Write out each line in which the string "Train" is present.
* Start Data entries *
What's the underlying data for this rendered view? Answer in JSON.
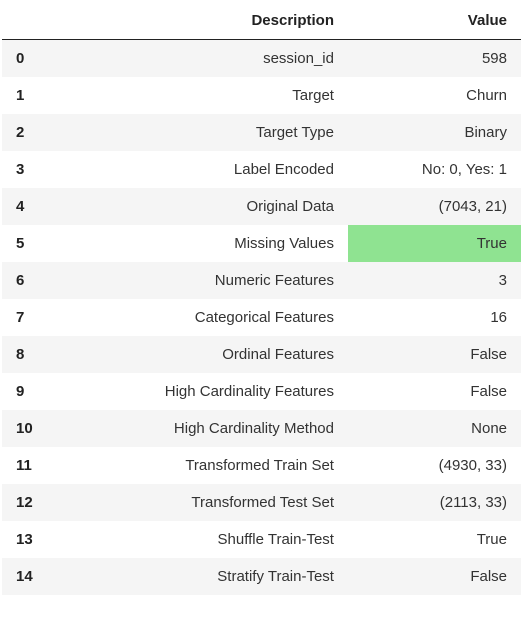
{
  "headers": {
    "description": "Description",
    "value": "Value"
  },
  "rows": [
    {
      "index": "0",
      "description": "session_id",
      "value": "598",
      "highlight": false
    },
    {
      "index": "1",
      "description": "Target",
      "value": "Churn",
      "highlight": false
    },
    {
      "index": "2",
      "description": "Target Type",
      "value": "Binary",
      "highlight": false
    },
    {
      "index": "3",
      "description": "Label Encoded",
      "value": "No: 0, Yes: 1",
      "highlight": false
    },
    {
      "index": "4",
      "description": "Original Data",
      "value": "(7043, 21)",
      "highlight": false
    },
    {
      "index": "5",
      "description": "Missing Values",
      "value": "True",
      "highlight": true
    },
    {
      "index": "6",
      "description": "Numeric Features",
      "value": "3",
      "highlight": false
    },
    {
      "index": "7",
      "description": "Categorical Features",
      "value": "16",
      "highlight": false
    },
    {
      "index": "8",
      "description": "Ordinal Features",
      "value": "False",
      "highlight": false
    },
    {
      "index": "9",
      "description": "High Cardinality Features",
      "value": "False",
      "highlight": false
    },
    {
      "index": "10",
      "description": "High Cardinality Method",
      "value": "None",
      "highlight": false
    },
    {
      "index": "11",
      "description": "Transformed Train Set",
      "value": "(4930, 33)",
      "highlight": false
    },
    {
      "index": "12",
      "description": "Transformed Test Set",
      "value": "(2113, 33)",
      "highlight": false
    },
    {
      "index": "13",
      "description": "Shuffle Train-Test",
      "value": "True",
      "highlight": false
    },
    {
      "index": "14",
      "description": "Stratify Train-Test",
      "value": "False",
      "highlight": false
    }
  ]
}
* End Data entries *
Response to this exercise:
      "description": "Transformed Train Set",
      "description": "Shuffle Train-Test",
      "description": "Stratify Train-Test",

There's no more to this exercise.